▶ [Excerpted data]
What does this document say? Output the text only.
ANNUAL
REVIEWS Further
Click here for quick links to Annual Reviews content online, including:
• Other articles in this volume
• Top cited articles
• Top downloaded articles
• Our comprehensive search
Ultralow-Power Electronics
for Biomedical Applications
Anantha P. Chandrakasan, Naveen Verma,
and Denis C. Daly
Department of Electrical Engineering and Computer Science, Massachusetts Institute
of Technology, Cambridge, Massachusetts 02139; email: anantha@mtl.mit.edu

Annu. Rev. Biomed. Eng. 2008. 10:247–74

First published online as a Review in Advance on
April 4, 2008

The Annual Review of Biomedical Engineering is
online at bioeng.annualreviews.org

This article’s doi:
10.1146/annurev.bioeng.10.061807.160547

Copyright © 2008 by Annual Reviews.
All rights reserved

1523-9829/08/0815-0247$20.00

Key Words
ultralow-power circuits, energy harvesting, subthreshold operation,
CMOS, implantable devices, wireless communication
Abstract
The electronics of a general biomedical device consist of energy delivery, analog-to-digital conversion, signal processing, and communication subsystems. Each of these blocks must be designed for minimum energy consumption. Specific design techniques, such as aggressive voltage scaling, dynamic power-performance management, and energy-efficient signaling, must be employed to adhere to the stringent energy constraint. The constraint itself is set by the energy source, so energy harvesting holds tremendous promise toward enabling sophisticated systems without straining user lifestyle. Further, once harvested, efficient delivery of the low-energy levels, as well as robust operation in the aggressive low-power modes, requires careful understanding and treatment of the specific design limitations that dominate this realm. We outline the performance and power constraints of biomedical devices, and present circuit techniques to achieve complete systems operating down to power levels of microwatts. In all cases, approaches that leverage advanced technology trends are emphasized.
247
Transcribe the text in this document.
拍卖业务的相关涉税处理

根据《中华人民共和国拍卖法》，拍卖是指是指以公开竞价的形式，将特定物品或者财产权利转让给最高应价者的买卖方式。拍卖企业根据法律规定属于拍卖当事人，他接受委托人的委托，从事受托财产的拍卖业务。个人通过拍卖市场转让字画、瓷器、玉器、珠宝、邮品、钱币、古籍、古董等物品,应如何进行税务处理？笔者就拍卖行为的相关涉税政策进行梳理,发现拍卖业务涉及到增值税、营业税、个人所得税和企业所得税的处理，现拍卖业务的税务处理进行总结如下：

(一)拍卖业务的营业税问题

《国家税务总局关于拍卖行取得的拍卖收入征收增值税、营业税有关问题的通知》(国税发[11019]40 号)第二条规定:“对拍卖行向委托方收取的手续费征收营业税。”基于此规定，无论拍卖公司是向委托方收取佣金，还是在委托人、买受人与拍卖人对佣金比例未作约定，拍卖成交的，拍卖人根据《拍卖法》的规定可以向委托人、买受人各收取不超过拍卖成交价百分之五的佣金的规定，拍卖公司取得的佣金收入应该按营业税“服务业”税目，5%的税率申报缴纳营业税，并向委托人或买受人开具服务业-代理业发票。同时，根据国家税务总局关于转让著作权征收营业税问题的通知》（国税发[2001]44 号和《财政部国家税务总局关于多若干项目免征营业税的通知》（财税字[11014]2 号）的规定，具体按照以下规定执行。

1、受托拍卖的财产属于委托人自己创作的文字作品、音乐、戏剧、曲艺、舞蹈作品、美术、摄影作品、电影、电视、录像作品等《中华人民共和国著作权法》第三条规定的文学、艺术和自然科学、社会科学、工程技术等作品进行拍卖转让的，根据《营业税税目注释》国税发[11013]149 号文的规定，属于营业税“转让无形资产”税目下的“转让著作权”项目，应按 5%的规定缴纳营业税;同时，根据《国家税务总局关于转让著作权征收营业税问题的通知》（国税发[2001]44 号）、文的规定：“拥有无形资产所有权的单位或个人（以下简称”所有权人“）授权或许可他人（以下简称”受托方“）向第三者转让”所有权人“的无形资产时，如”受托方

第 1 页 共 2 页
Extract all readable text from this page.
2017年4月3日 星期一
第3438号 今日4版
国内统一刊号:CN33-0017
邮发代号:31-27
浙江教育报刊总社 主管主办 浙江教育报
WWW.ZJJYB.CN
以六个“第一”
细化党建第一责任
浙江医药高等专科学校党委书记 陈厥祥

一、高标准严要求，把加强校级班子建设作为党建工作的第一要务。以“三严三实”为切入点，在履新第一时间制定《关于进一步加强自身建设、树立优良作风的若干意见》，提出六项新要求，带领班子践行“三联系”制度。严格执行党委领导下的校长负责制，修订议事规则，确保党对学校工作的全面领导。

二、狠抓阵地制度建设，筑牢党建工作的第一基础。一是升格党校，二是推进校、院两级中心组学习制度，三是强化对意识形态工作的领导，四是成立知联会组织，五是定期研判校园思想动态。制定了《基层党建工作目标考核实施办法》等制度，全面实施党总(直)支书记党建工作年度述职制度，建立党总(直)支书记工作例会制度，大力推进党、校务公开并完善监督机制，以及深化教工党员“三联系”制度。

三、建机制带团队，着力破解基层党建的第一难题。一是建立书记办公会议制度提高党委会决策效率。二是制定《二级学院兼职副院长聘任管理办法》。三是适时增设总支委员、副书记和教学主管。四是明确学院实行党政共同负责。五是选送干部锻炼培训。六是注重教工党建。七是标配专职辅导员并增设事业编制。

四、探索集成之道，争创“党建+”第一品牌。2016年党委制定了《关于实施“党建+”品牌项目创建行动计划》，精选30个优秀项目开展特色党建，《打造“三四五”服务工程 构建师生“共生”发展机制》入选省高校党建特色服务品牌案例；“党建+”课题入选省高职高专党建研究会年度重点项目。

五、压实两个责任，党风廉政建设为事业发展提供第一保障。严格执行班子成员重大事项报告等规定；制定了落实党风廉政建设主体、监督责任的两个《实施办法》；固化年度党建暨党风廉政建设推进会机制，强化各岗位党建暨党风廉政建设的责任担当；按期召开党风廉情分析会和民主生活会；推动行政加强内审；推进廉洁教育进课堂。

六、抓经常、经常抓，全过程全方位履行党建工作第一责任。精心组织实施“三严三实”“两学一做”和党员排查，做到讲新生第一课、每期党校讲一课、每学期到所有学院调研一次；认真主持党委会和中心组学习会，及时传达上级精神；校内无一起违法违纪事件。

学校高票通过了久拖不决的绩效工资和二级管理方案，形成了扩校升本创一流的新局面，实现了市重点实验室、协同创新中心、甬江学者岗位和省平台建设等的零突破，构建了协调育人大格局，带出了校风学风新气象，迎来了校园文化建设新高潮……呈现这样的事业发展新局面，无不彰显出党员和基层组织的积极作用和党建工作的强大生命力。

▶ [Written exercise] Collect the complete line wherever the string "Engineering" appears in the records.

▶ [Task solution]
Department of Electrical Engineering and Computer Science, Massachusetts Institute
The Annual Review of Biomedical Engineering is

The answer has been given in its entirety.